## Begin
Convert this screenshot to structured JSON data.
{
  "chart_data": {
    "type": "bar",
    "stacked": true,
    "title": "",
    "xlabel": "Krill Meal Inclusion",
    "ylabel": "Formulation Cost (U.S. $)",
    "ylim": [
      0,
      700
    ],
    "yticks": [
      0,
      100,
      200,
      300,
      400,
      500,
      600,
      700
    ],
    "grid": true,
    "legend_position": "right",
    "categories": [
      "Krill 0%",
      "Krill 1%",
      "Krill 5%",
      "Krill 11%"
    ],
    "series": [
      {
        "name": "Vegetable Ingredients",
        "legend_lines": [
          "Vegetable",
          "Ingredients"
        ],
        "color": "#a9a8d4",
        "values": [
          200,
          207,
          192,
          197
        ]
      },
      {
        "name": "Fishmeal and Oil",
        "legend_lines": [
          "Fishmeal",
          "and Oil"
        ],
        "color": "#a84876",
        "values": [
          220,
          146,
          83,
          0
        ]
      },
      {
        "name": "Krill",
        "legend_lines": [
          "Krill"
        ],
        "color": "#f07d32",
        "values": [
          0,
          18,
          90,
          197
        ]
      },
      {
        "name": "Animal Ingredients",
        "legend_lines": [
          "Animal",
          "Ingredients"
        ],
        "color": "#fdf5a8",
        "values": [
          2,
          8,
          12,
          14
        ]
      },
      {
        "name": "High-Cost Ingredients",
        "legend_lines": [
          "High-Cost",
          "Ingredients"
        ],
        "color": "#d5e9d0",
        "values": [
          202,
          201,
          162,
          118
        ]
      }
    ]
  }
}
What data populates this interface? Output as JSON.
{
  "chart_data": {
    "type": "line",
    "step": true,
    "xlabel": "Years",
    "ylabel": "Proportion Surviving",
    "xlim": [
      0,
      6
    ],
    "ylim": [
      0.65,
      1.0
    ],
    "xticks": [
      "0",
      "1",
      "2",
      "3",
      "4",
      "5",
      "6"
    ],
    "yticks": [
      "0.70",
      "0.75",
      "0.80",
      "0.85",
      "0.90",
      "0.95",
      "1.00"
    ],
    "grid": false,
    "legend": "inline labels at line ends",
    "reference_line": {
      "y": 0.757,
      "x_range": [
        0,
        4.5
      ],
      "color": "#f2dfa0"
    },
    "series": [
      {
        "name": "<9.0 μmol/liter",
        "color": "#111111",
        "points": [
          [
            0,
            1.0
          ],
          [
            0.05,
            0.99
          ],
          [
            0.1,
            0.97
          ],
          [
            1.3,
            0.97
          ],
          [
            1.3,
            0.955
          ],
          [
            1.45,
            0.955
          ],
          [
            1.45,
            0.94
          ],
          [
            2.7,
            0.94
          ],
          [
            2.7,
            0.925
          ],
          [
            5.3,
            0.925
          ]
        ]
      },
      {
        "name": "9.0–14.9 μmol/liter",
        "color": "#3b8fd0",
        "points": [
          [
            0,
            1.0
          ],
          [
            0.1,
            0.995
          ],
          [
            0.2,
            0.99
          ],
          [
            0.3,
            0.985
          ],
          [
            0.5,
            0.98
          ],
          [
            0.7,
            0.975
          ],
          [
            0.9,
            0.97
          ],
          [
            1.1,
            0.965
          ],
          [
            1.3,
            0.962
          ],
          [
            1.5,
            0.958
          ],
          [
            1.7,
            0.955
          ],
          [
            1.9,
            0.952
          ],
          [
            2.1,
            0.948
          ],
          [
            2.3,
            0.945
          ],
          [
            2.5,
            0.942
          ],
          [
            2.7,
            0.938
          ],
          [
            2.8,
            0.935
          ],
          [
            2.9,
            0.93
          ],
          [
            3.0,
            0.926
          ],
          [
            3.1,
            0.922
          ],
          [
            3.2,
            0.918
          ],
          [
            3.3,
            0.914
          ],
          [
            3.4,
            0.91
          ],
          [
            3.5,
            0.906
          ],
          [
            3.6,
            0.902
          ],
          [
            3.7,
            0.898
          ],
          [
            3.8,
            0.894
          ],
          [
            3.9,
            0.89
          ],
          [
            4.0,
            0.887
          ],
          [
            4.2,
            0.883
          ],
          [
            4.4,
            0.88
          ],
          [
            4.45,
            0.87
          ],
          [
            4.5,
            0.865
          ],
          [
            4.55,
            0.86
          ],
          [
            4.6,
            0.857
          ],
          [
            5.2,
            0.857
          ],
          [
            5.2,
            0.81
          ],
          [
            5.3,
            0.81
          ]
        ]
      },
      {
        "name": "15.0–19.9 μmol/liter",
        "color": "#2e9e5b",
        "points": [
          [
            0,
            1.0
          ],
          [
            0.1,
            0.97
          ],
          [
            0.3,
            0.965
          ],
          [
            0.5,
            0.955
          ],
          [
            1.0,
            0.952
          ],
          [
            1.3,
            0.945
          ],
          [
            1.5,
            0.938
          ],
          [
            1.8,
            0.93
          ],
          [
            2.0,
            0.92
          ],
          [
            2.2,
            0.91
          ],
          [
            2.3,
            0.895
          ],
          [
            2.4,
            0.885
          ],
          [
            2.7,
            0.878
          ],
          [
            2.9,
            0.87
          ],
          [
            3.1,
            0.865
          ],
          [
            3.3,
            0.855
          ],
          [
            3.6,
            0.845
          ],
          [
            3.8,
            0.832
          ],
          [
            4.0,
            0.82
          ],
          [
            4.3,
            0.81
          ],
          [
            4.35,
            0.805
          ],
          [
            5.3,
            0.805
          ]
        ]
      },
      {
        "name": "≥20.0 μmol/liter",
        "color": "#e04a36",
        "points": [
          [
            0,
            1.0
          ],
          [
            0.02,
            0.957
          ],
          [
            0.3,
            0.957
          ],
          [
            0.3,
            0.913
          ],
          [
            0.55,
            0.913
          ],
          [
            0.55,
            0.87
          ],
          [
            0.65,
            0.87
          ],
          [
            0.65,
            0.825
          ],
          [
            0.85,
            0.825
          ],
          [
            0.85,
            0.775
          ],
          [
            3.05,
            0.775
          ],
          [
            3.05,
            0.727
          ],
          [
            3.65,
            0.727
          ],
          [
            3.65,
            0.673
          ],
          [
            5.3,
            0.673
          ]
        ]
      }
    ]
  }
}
## End
▶ _Short task_
Reproduce the material exactly, with every line intact.

▶ _Full output_
Convert this screenshot to structured JSON data.
{
  "chart_data": {
    "type": "bar",
    "stacked": true,
    "title": "",
    "xlabel": "Krill Meal Inclusion",
    "ylabel": "Formulation Cost (U.S. $)",
    "ylim": [
      0,
      700
    ],
    "yticks": [
      0,
      100,
      200,
      300,
      400,
      500,
      600,
      700
    ],
    "grid": true,
    "legend_position": "right",
    "categories": [
      "Krill 0%",
      "Krill 1%",
      "Krill 5%",
      "Krill 11%"
    ],
    "series": [
      {
        "name": "Vegetable Ingredients",
        "legend_lines": [
          "Vegetable",
          "Ingredients"
        ],
        "color": "#a9a8d4",
        "values": [
          200,
          207,
          192,
          197
        ]
      },
      {
        "name": "Fishmeal and Oil",
        "legend_lines": [
          "Fishmeal",
          "and Oil"
        ],
        "color": "#a84876",
        "values": [
          220,
          146,
          83,
          0
        ]
      },
      {
        "name": "Krill",
        "legend_lines": [
          "Krill"
        ],
        "color": "#f07d32",
        "values": [
          0,
          18,
          90,
          197
        ]
      },
      {
        "name": "Animal Ingredients",
        "legend_lines": [
          "Animal",
          "Ingredients"
        ],
        "color": "#fdf5a8",
        "values": [
          2,
          8,
          12,
          14
        ]
      },
      {
        "name": "High-Cost Ingredients",
        "legend_lines": [
          "High-Cost",
          "Ingredients"
        ],
        "color": "#d5e9d0",
        "values": [
          202,
          201,
          162,
          118
        ]
      }
    ]
  }
}
What data populates this interface? Output as JSON.
{
  "chart_data": {
    "type": "line",
    "step": true,
    "xlabel": "Years",
    "ylabel": "Proportion Surviving",
    "xlim": [
      0,
      6
    ],
    "ylim": [
      0.65,
      1.0
    ],
    "xticks": [
      "0",
      "1",
      "2",
      "3",
      "4",
      "5",
      "6"
    ],
    "yticks": [
      "0.70",
      "0.75",
      "0.80",
      "0.85",
      "0.90",
      "0.95",
      "1.00"
    ],
    "grid": false,
    "legend": "inline labels at line ends",
    "reference_line": {
      "y": 0.757,
      "x_range": [
        0,
        4.5
      ],
      "color": "#f2dfa0"
    },
    "series": [
      {
        "name": "<9.0 μmol/liter",
        "color": "#111111",
        "points": [
          [
            0,
            1.0
          ],
          [
            0.05,
            0.99
          ],
          [
            0.1,
            0.97
          ],
          [
            1.3,
            0.97
          ],
          [
            1.3,
            0.955
          ],
          [
            1.45,
            0.955
          ],
          [
            1.45,
            0.94
          ],
          [
            2.7,
            0.94
          ],
          [
            2.7,
            0.925
          ],
          [
            5.3,
            0.925
          ]
        ]
      },
      {
        "name": "9.0–14.9 μmol/liter",
        "color": "#3b8fd0",
        "points": [
          [
            0,
            1.0
          ],
          [
            0.1,
            0.995
          ],
          [
            0.2,
            0.99
          ],
          [
            0.3,
            0.985
          ],
          [
            0.5,
            0.98
          ],
          [
            0.7,
            0.975
          ],
          [
            0.9,
            0.97
          ],
          [
            1.1,
            0.965
          ],
          [
            1.3,
            0.962
          ],
          [
            1.5,
            0.958
          ],
          [
            1.7,
            0.955
          ],
          [
            1.9,
            0.952
          ],
          [
            2.1,
            0.948
          ],
          [
            2.3,
            0.945
          ],
          [
            2.5,
            0.942
          ],
          [
            2.7,
            0.938
          ],
          [
            2.8,
            0.935
          ],
          [
            2.9,
            0.93
          ],
          [
            3.0,
            0.926
          ],
          [
            3.1,
            0.922
          ],
          [
            3.2,
            0.918
          ],
          [
            3.3,
            0.914
          ],
          [
            3.4,
            0.91
          ],
          [
            3.5,
            0.906
          ],
          [
            3.6,
            0.902
          ],
          [
            3.7,
            0.898
          ],
          [
            3.8,
            0.894
          ],
          [
            3.9,
            0.89
          ],
          [
            4.0,
            0.887
          ],
          [
            4.2,
            0.883
          ],
          [
            4.4,
            0.88
          ],
          [
            4.45,
            0.87
          ],
          [
            4.5,
            0.865
          ],
          [
            4.55,
            0.86
          ],
          [
            4.6,
            0.857
          ],
          [
            5.2,
            0.857
          ],
          [
            5.2,
            0.81
          ],
          [
            5.3,
            0.81
          ]
        ]
      },
      {
        "name": "15.0–19.9 μmol/liter",
        "color": "#2e9e5b",
        "points": [
          [
            0,
            1.0
          ],
          [
            0.1,
            0.97
          ],
          [
            0.3,
            0.965
          ],
          [
            0.5,
            0.955
          ],
          [
            1.0,
            0.952
          ],
          [
            1.3,
            0.945
          ],
          [
            1.5,
            0.938
          ],
          [
            1.8,
            0.93
          ],
          [
            2.0,
            0.92
          ],
          [
            2.2,
            0.91
          ],
          [
            2.3,
            0.895
          ],
          [
            2.4,
            0.885
          ],
          [
            2.7,
            0.878
          ],
          [
            2.9,
            0.87
          ],
          [
            3.1,
            0.865
          ],
          [
            3.3,
            0.855
          ],
          [
            3.6,
            0.845
          ],
          [
            3.8,
            0.832
          ],
          [
            4.0,
            0.82
          ],
          [
            4.3,
            0.81
          ],
          [
            4.35,
            0.805
          ],
          [
            5.3,
            0.805
          ]
        ]
      },
      {
        "name": "≥20.0 μmol/liter",
        "color": "#e04a36",
        "points": [
          [
            0,
            1.0
          ],
          [
            0.02,
            0.957
          ],
          [
            0.3,
            0.957
          ],
          [
            0.3,
            0.913
          ],
          [
            0.55,
            0.913
          ],
          [
            0.55,
            0.87
          ],
          [
            0.65,
            0.87
          ],
          [
            0.65,
            0.825
          ],
          [
            0.85,
            0.825
          ],
          [
            0.85,
            0.775
          ],
          [
            3.05,
            0.775
          ],
          [
            3.05,
            0.727
          ],
          [
            3.65,
            0.727
          ],
          [
            3.65,
            0.673
          ],
          [
            5.3,
            0.673
          ]
        ]
      }
    ]
  }
}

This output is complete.